* start Dataset records *
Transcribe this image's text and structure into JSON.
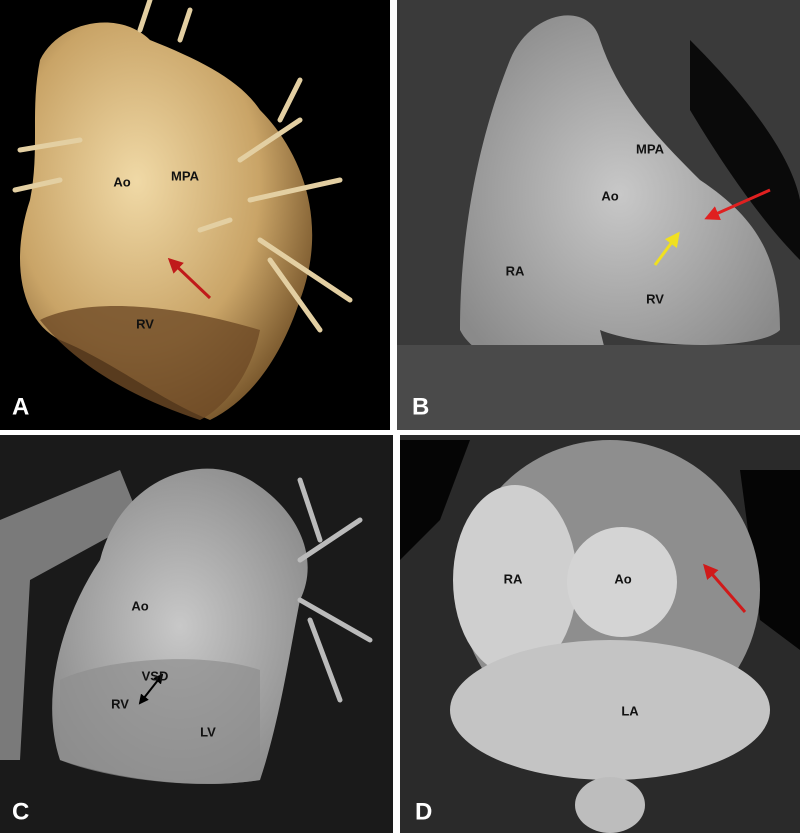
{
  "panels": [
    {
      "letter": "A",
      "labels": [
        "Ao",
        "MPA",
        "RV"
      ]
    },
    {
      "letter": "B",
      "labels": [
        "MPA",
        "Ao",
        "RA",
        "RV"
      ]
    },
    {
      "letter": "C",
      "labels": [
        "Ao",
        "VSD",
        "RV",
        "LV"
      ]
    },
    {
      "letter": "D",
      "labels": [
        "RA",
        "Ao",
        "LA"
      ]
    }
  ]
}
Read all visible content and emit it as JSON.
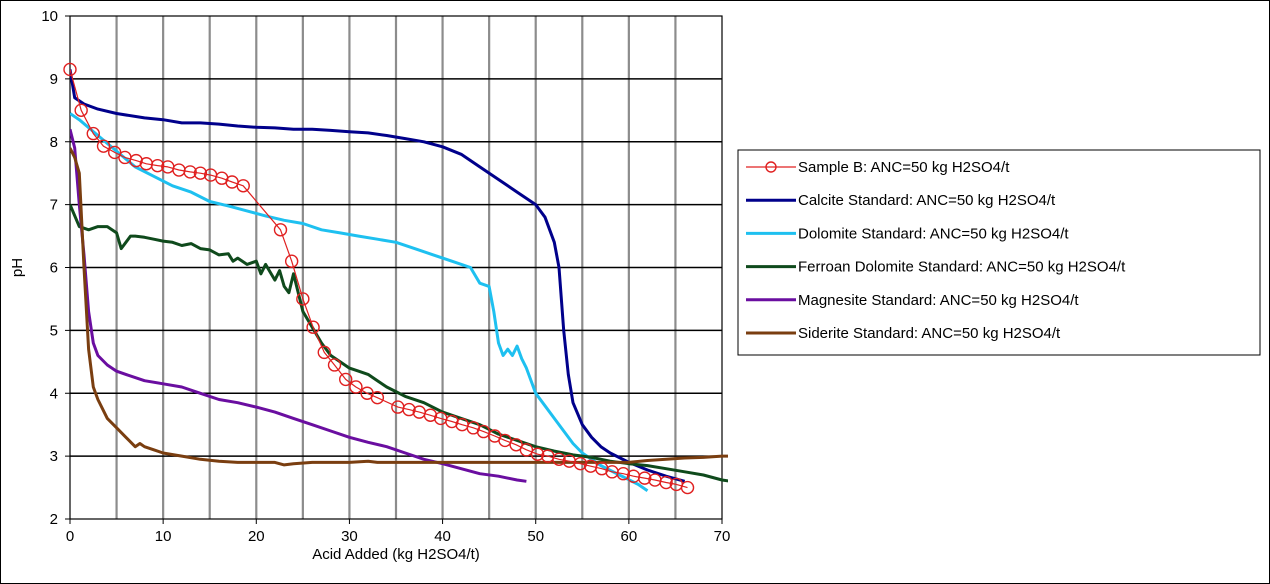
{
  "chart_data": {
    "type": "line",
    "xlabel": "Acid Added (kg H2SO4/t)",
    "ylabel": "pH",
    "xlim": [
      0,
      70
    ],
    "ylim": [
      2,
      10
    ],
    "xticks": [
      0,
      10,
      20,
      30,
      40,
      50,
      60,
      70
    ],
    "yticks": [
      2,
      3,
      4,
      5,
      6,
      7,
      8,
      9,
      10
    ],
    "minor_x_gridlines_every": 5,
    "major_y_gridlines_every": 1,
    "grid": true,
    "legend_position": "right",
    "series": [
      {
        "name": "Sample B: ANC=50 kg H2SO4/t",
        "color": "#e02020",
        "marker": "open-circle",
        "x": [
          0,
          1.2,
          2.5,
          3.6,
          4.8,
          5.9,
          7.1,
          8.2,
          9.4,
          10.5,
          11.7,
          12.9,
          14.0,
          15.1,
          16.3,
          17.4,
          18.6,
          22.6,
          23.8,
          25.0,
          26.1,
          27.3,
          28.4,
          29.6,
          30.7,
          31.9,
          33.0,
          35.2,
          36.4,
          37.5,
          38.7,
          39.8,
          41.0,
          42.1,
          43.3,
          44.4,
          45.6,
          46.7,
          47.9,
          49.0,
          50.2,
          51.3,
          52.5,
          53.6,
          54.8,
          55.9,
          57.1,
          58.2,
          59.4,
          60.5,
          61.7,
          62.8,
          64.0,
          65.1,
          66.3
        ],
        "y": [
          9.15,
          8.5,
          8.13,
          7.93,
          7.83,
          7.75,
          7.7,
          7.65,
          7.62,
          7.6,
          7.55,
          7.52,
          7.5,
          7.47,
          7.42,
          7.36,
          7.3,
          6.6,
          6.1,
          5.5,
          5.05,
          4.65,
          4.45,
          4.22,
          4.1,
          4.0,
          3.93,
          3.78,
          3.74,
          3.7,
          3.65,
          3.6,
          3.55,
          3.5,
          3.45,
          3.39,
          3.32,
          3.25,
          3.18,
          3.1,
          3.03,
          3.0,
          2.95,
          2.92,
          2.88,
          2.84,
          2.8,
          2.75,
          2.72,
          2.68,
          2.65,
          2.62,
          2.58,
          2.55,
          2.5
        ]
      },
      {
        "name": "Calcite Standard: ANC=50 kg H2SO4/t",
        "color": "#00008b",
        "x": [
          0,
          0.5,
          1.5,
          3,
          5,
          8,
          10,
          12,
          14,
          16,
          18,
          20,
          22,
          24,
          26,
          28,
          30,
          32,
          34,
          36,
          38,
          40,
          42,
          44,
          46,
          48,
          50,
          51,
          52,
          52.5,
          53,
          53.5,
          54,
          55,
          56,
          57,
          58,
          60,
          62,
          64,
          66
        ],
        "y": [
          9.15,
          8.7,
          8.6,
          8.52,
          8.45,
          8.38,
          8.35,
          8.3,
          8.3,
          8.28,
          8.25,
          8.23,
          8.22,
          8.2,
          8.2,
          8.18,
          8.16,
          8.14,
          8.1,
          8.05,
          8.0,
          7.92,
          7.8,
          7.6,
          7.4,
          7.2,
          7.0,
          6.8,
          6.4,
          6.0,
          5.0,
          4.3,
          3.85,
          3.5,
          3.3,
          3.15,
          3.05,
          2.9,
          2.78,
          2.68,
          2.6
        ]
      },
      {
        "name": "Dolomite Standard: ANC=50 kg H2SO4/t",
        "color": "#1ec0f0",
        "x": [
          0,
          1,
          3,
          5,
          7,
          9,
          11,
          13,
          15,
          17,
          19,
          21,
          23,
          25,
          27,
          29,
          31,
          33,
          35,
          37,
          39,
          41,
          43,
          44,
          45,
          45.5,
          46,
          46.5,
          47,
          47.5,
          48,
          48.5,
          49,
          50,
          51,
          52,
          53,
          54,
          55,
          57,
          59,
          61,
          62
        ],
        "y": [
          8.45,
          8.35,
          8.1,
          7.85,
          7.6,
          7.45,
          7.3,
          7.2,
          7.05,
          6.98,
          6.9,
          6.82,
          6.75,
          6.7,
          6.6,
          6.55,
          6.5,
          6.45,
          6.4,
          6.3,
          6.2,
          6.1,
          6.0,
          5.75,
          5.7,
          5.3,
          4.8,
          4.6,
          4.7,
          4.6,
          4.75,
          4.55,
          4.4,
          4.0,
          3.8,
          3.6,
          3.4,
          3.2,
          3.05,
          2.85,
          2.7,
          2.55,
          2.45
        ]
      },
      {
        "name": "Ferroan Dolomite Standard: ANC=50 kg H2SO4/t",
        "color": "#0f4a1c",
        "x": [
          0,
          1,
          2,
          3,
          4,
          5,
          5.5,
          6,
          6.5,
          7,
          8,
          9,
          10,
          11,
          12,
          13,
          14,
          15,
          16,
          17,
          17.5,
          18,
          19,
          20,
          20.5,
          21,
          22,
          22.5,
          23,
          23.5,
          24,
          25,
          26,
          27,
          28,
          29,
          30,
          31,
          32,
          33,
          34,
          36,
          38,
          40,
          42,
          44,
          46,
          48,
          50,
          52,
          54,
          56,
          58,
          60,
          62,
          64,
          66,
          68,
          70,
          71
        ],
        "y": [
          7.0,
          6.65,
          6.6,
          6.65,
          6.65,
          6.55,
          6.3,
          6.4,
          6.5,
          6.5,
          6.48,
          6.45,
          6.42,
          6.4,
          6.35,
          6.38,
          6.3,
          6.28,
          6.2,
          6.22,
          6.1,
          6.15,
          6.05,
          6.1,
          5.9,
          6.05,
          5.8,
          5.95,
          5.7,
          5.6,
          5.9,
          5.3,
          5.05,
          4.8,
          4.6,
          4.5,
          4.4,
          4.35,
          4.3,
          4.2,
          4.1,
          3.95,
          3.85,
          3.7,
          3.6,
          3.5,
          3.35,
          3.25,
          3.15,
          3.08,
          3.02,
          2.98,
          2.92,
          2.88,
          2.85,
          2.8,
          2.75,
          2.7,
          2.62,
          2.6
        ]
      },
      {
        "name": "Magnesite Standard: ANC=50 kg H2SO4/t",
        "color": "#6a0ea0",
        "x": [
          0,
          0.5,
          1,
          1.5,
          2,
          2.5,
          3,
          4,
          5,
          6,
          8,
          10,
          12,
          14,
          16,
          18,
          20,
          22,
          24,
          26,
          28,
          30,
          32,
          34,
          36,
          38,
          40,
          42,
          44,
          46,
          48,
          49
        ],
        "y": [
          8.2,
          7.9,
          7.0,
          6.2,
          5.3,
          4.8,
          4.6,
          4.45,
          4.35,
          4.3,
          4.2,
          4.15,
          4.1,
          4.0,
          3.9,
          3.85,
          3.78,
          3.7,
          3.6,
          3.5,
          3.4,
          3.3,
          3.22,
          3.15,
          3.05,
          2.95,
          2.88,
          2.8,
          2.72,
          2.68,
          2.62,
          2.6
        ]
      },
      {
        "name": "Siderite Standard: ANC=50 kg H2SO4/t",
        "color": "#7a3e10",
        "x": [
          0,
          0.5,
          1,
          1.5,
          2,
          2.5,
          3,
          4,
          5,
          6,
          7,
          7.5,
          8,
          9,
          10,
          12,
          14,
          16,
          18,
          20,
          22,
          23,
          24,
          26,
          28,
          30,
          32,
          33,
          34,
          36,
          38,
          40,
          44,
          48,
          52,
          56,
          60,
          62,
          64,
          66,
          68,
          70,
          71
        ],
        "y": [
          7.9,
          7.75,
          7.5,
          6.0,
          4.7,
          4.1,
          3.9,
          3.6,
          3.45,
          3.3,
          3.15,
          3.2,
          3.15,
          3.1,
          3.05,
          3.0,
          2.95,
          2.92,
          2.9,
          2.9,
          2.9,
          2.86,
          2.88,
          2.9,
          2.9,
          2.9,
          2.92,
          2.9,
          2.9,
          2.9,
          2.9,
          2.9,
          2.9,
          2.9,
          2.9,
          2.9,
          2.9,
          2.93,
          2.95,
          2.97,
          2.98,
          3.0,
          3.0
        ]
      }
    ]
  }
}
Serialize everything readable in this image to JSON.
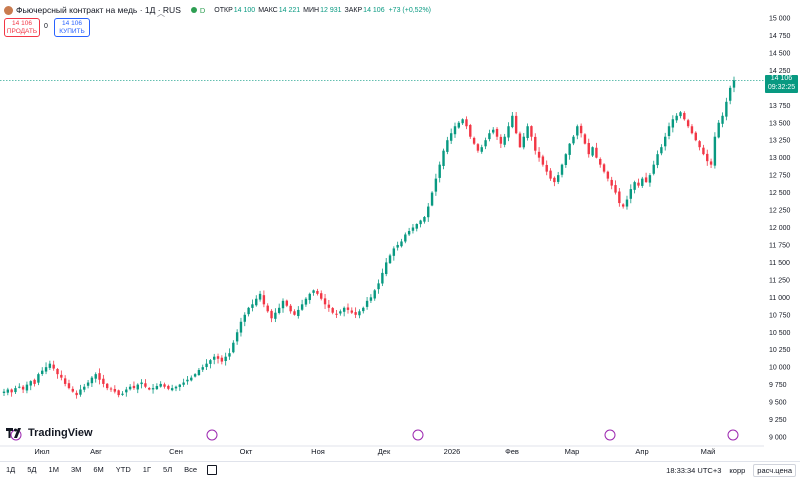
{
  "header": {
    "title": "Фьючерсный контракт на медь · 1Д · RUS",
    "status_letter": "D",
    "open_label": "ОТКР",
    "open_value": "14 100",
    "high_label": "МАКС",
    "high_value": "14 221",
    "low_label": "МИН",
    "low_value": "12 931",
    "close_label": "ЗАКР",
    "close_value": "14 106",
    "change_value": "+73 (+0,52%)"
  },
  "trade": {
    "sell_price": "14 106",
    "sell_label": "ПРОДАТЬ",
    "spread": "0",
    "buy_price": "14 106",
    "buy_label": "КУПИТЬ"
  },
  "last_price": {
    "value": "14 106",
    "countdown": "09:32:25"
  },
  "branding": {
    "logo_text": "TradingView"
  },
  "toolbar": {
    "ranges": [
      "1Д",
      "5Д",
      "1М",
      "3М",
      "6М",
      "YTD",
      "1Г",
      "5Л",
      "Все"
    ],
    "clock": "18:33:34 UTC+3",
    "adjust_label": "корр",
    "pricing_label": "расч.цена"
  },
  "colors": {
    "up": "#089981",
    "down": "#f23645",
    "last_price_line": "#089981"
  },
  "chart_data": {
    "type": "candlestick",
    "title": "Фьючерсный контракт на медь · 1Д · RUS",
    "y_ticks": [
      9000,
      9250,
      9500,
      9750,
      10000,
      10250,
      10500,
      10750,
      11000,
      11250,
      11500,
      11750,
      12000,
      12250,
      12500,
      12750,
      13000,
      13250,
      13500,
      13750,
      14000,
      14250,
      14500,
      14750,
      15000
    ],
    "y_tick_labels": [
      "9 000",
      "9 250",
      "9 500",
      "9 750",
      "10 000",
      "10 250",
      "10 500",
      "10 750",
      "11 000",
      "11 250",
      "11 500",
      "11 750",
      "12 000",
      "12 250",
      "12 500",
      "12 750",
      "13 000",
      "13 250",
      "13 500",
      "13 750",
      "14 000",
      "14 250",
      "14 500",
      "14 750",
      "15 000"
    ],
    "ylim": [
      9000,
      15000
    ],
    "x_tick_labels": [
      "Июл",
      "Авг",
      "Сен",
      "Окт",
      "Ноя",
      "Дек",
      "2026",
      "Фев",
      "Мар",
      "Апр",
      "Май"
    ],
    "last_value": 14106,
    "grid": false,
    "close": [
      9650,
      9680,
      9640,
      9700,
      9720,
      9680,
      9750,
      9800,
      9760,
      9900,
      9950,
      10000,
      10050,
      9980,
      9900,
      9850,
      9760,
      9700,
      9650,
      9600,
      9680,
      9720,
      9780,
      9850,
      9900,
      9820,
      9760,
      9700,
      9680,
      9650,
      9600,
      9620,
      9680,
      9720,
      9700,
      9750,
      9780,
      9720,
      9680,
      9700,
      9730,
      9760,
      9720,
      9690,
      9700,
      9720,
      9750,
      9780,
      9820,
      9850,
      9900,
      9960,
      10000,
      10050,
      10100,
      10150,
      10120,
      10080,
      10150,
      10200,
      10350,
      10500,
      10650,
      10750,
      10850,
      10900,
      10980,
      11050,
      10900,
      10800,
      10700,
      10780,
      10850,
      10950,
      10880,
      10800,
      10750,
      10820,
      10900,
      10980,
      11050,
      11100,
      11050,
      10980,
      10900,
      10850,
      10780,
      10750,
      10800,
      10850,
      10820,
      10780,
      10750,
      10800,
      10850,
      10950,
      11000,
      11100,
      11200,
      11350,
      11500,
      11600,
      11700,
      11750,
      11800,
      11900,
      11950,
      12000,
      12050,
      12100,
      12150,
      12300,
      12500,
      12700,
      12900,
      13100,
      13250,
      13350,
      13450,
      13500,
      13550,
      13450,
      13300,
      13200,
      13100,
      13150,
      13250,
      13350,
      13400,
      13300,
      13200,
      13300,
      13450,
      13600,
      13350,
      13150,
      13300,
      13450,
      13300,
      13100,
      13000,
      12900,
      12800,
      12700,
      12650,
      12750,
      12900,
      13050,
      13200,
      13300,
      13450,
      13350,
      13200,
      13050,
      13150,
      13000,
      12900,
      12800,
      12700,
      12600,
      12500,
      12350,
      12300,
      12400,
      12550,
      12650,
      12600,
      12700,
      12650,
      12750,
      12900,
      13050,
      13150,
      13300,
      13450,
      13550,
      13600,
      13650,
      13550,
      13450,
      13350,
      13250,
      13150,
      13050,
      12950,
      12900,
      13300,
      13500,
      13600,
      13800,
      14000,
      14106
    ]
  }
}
* end Dataset records *
From the data above, show each line that contains "Dolomite".

▸ **Expected answer**:
        "name": "Dolomite Standard: ANC=50 kg H2SO4/t",
        "name": "Ferroan Dolomite Standard: ANC=50 kg H2SO4/t",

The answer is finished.